* start Text passage *

I also run a 405 on my 75g. Been running a uv sterilizer since July when tank started up. Well within the last month I have brown algae all over my rocks. The fish seem to like it and I am getting used to the look. Something I did try was adding a phosphate remover in the filter. This was Seachem Phos-ban. Removes phosphates and silicates. I let this run about a week and could see the algae was dying off! But after seeing my africans still nibbling on rocks I removed the stuff and am letting algae do its thing awhile. So the uv filter never prevented the algae.


----------



## ezrk (Aug 22, 2010)

I added one recently and found it helped clear up the water.


----------



## morfeus077 (May 9, 2009)

possible that you run the lights too long or that it gets too much ambient daylight from a window or even a reflection from a wall?


----------



## Tony1983 (Feb 19, 2010)

I'm gonna try even more less light. The lights are only ony for no more then a total of 9 hrs a day. And the natural sunlight isn't a factor due to the blinds being closed in my bedroom.


----------



## Tony1983 (Feb 19, 2010)

Oh forgot to add I have a pleco that I purchased when I started my first tank abour. Yrs and half ago. He-s now about 7 inches long so idk if he's not eating it all or what but the plants and rocks get this brown colored algae looking stuff and I just don't want it to harm the fish. I also feed them only once a day as well


----------



## Heyguy74 (Aug 11, 2005)

If its a common pleco, they aren't the best algae eaters. Especially when the get larger. don't worry about it harming the fish its harmless to them.


----------



## Tony1983 (Feb 19, 2010)

So its wise to introduce another pleco? What kind should I get? I've been noticing that the one I have now is also eating the cichlid food. Like its swimming to it as it falls... Suggestions plz


----------



## Stellaluna (May 8, 2006)

I'd check nitrates. Often the brown algae thrives with higher levels of nitrate.

The source of the problem could indeed be the pleco, with its high waste production, as well as possible overfeeding you may be doing to be sure the cichlids get enough (I'm guessing).

I'm generally not a fan of plecos as "cleaner" fish, since the waste most species produce just adds more nutrients to the water, feeding the algae. If you just like plecos, that's a whole nother situation, of course - but many people feel tanks ought to have them to make algae problems go away, when the opposite can be true in many cases.

* end Text passage *
* start Material *

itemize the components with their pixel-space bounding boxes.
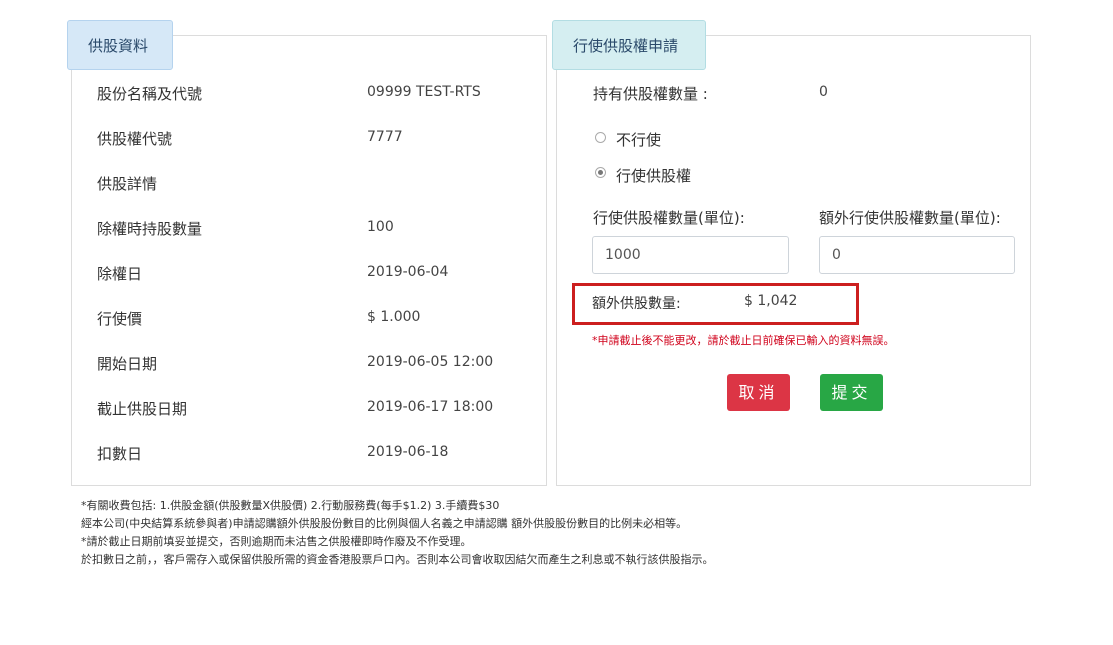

* end Material *

- Tasks to perform -
1. In the aquarium algae thread, what phosphate remover did the first poster add to the filter?
2. Pick up the aquarium algae thread after its final sentence and write the next part.

- Task-by-task outputs -
1. Seachem Phos-ban

2.
Excess nutrients in the water (all forms of organic waste) + ample light = algae. Algae species have an amazing ability to thrive on even the slightest excess of either light or nutrients, and you don't necessarily have to have both to get algae, as long as there is enough of one of them. For brown algae, it is very frequently excess nutrients to blame.

As for UV sterilizers, I think everyone ought to have one in their tool kit. I've lost battles with green water using blackouts and major PWCs, but the UV sterilizer took care of it promptly. Once the problem went away I took off the sterilizer - the bulbs are expensive. They can also do a great job on parasites like ich.


----------



## Tony1983 (Feb 19, 2010)

Hey stell thanks for the info! in your opinion what would you use as a cleaner fish then? imo I don't over feed them but that's just me maybe you would think so. I do my h20 changes once a week and clean the filter one every 2 weeks. the tank is at a constant 80 degrees. Like I said b4 I just don't want this stuff to harm my lil guys. What's the best cleaner fish. I don't have green water probs at all... Its actually crystal clear even looking through the side. Clueless on where it came from and how it started thanks again everyone its a big help


----------



## Stellaluna (May 8, 2006)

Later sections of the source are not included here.